═══ Input rows ═══
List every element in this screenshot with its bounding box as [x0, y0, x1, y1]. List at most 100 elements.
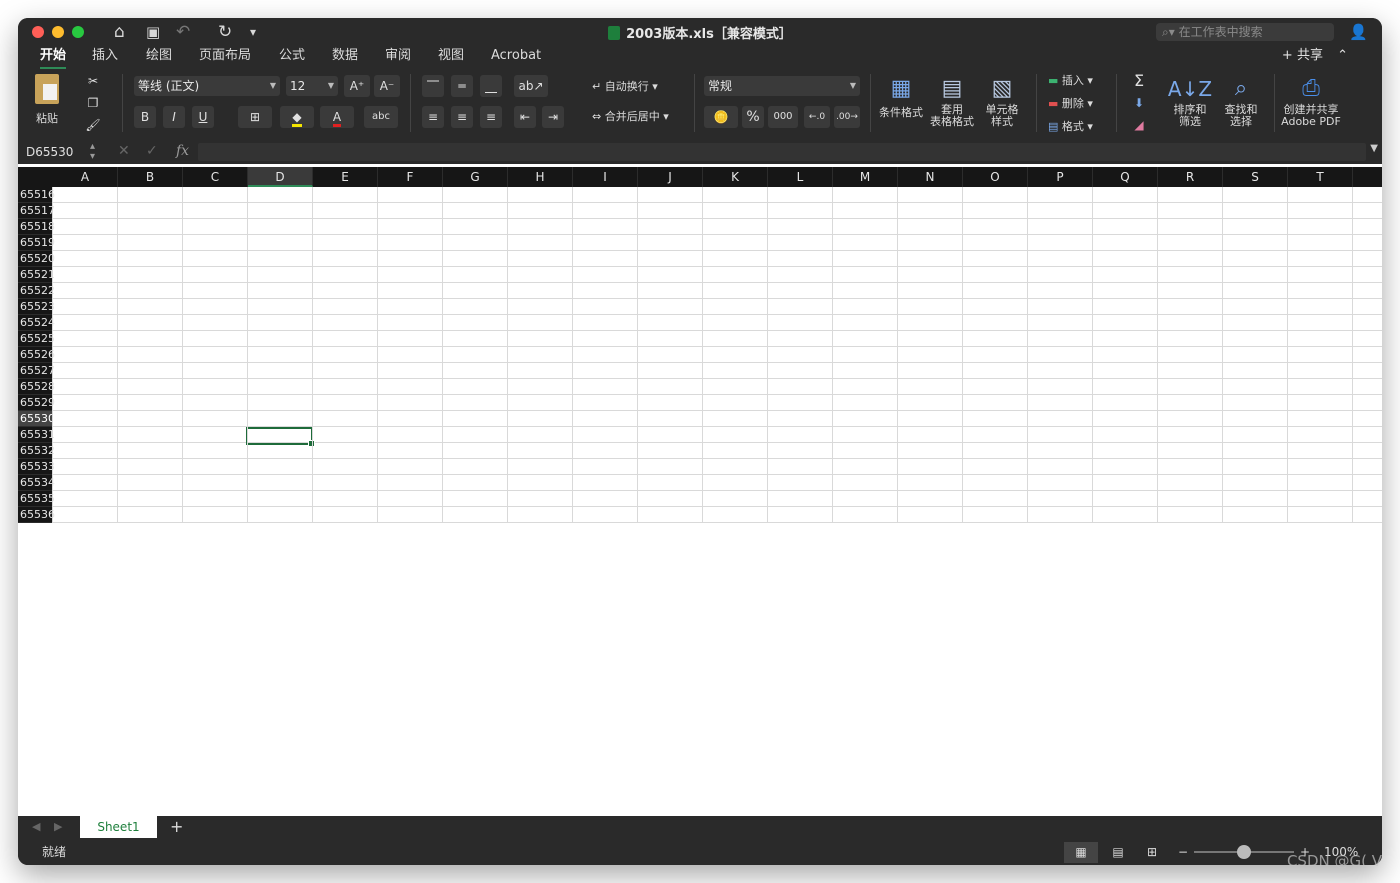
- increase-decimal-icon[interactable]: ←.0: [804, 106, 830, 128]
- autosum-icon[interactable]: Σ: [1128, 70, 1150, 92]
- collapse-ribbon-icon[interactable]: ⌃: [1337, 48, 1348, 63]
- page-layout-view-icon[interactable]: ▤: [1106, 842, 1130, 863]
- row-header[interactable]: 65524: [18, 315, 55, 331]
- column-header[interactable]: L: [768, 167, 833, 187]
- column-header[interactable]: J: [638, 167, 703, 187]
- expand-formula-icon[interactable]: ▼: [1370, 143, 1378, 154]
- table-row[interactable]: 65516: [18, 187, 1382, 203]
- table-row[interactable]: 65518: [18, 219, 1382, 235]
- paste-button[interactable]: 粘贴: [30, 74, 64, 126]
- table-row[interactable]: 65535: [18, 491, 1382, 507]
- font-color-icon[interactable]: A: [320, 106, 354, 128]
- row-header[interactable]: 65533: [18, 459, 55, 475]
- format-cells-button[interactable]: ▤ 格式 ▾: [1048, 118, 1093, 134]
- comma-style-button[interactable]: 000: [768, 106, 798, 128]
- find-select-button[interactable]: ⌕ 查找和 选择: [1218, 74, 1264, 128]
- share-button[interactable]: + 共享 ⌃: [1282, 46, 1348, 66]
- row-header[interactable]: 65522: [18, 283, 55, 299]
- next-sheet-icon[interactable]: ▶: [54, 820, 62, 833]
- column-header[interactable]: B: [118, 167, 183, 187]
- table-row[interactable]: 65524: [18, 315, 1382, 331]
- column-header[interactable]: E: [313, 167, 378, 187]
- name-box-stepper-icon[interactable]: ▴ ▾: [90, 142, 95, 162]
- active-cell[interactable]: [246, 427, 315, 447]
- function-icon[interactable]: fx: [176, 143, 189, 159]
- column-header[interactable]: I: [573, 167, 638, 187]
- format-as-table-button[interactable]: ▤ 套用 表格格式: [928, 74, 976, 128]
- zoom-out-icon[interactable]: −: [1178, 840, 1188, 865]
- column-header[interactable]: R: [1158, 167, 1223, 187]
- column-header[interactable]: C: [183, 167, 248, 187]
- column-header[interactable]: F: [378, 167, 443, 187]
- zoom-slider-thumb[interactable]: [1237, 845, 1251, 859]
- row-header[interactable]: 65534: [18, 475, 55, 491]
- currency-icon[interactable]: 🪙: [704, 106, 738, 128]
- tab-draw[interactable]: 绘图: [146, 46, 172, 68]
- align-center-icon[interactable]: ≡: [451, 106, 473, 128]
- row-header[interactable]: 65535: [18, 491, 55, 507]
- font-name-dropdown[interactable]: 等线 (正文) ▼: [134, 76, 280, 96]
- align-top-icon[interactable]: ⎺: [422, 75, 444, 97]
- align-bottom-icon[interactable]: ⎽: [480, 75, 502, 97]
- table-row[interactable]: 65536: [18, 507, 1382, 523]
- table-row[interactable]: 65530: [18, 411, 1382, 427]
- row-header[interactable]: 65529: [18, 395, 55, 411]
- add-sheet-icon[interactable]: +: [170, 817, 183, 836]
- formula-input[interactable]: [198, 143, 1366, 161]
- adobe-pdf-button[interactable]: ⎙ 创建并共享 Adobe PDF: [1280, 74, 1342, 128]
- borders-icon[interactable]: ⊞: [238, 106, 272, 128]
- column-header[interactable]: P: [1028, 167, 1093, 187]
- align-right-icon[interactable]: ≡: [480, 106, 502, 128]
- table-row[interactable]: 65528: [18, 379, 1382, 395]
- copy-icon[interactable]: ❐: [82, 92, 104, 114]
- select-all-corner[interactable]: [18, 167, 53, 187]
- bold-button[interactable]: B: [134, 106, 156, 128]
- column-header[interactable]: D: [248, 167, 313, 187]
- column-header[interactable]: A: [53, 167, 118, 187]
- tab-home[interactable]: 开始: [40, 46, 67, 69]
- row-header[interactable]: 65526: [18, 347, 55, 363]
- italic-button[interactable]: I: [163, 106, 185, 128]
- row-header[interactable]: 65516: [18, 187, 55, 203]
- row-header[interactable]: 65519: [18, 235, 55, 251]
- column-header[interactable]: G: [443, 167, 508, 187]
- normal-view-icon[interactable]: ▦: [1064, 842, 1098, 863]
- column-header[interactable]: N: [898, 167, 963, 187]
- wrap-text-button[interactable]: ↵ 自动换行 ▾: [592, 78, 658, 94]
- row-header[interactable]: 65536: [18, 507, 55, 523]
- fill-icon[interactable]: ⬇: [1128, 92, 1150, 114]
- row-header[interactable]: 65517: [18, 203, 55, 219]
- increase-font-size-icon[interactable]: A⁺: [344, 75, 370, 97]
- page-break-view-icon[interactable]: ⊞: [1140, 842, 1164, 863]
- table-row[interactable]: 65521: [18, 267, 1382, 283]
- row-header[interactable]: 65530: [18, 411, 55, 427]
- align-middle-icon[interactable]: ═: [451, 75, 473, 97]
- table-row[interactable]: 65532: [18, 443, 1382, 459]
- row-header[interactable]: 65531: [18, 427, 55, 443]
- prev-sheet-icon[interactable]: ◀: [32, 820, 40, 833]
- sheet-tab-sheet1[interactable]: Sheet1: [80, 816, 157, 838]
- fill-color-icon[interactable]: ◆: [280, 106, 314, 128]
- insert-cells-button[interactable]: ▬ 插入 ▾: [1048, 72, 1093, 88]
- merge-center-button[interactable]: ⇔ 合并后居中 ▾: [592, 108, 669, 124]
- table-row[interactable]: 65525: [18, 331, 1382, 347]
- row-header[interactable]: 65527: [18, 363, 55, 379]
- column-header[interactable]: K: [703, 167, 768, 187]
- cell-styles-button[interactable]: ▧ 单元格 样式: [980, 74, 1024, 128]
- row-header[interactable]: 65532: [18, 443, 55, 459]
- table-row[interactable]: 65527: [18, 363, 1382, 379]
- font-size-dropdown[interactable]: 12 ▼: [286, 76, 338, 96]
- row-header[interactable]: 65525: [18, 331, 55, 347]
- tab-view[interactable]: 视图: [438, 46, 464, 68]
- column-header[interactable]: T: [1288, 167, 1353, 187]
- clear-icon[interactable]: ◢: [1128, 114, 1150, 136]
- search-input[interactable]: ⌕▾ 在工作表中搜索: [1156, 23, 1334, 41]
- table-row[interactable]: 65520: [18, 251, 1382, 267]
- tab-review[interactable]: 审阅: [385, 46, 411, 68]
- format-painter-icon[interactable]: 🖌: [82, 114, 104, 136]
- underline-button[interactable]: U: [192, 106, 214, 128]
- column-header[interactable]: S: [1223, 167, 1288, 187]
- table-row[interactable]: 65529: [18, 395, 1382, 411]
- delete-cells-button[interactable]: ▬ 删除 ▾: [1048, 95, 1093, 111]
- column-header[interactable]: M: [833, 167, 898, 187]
═══
═══ Input rows ═══
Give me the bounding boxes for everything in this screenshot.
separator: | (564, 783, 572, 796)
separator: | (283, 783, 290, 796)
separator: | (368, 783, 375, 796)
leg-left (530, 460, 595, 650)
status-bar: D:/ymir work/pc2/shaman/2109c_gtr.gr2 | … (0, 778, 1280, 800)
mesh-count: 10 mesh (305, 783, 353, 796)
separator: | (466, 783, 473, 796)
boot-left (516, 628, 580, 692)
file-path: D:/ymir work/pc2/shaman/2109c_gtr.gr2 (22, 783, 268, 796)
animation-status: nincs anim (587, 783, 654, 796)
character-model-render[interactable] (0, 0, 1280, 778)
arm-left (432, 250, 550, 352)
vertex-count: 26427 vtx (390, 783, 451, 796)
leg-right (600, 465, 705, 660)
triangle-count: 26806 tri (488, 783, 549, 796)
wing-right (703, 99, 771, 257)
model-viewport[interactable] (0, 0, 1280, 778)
═══
═══ Input rows ═══
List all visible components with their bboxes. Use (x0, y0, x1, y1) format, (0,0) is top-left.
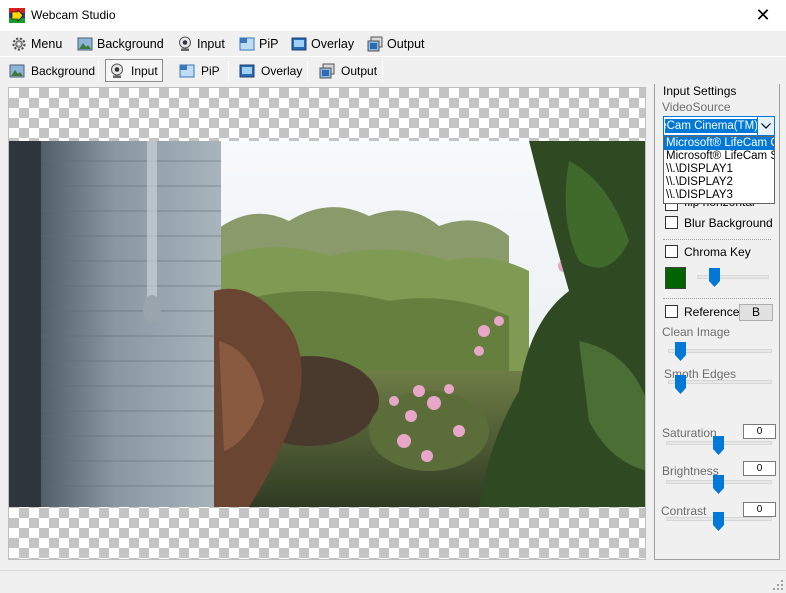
═══
• [Instructions for the task]
Switch "table-row" to "spreadsheet-row" in every row from the one containing "List every element" down to the one containing "- font-color-icon[interactable]: A: [320, 106, 354, 128]", leaving all else unchanged. Leave the pictures out of your answer.

• [Reply to the task]
List every element in this screenshot with its bounding box as [x0, y0, x1, y1]. List at most 100 elements.
- increase-decimal-icon[interactable]: ←.0: [804, 106, 830, 128]
- autosum-icon[interactable]: Σ: [1128, 70, 1150, 92]
- collapse-ribbon-icon[interactable]: ⌃: [1337, 48, 1348, 63]
- page-layout-view-icon[interactable]: ▤: [1106, 842, 1130, 863]
- row-header[interactable]: 65524: [18, 315, 55, 331]
- column-header[interactable]: L: [768, 167, 833, 187]
- column-header[interactable]: J: [638, 167, 703, 187]
- expand-formula-icon[interactable]: ▼: [1370, 143, 1378, 154]
- spreadsheet-row[interactable]: 65516: [18, 187, 1382, 203]
- spreadsheet-row[interactable]: 65518: [18, 219, 1382, 235]
- paste-button[interactable]: 粘贴: [30, 74, 64, 126]
- spreadsheet-row[interactable]: 65535: [18, 491, 1382, 507]
- font-color-icon[interactable]: A: [320, 106, 354, 128]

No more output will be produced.